▶ Task brief:
Here are some records; copy every line that holds the word "example".

Stored data
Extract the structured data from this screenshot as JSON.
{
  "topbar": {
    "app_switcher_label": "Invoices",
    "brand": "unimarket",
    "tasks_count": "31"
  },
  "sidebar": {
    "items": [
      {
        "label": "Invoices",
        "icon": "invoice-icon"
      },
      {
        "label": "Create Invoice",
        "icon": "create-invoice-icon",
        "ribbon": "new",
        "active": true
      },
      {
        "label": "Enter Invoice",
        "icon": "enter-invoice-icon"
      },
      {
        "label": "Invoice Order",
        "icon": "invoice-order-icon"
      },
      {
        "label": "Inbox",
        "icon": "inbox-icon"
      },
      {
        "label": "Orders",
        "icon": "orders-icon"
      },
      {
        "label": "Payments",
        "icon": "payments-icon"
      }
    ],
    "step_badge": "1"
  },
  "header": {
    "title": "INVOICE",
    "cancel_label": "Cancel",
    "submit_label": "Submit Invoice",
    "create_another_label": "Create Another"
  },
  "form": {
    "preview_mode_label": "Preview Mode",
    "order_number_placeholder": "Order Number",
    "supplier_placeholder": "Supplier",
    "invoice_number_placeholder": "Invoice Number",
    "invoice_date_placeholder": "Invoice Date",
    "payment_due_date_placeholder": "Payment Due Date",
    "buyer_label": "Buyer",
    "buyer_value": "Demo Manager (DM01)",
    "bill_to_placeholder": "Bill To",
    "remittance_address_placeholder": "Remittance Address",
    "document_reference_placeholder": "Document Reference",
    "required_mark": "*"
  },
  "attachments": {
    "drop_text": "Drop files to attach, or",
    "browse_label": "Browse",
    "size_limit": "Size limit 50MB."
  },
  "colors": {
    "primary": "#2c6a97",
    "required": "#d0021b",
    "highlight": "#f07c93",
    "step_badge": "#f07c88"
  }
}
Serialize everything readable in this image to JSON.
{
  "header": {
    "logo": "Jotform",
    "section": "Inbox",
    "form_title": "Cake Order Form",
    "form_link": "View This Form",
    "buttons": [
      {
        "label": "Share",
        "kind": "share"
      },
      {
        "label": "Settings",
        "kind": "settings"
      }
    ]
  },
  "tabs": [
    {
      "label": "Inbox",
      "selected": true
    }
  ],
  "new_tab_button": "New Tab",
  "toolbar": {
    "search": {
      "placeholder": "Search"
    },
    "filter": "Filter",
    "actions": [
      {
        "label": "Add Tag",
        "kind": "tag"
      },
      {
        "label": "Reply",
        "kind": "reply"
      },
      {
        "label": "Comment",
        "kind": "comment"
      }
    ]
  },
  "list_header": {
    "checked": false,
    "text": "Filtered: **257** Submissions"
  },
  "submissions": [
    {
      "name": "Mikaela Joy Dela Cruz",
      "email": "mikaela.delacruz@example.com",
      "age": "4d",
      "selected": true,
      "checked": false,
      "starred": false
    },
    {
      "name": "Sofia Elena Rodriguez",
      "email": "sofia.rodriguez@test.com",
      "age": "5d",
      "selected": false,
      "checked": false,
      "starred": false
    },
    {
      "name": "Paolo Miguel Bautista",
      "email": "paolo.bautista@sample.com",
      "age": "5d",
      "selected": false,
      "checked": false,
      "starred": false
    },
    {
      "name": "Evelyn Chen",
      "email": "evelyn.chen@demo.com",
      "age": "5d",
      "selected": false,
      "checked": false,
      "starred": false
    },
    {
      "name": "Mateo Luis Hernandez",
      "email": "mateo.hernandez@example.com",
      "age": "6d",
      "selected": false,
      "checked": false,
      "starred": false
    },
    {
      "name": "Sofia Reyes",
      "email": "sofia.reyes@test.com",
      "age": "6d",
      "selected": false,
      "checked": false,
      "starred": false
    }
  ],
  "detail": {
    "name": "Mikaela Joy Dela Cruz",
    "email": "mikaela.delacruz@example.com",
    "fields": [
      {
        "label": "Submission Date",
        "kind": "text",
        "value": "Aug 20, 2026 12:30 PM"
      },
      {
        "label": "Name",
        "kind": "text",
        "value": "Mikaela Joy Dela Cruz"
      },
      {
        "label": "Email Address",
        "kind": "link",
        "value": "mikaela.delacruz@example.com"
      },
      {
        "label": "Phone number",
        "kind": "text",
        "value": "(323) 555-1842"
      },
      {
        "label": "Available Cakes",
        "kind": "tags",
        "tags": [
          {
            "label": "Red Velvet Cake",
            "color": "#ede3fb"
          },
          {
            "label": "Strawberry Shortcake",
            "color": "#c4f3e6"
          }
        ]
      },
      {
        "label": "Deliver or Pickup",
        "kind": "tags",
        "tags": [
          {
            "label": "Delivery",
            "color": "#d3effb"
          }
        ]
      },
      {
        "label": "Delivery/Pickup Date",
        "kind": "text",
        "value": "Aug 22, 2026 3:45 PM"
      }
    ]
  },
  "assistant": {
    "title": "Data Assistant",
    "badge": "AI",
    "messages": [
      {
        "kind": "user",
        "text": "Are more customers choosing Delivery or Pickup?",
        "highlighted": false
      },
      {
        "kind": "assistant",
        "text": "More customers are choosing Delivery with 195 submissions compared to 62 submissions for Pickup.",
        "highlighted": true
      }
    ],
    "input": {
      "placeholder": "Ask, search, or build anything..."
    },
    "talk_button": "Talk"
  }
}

▶ Output of the task:
      "email": "mikaela.delacruz@example.com",
      "email": "mateo.hernandez@example.com",
    "email": "mikaela.delacruz@example.com",
        "value": "mikaela.delacruz@example.com"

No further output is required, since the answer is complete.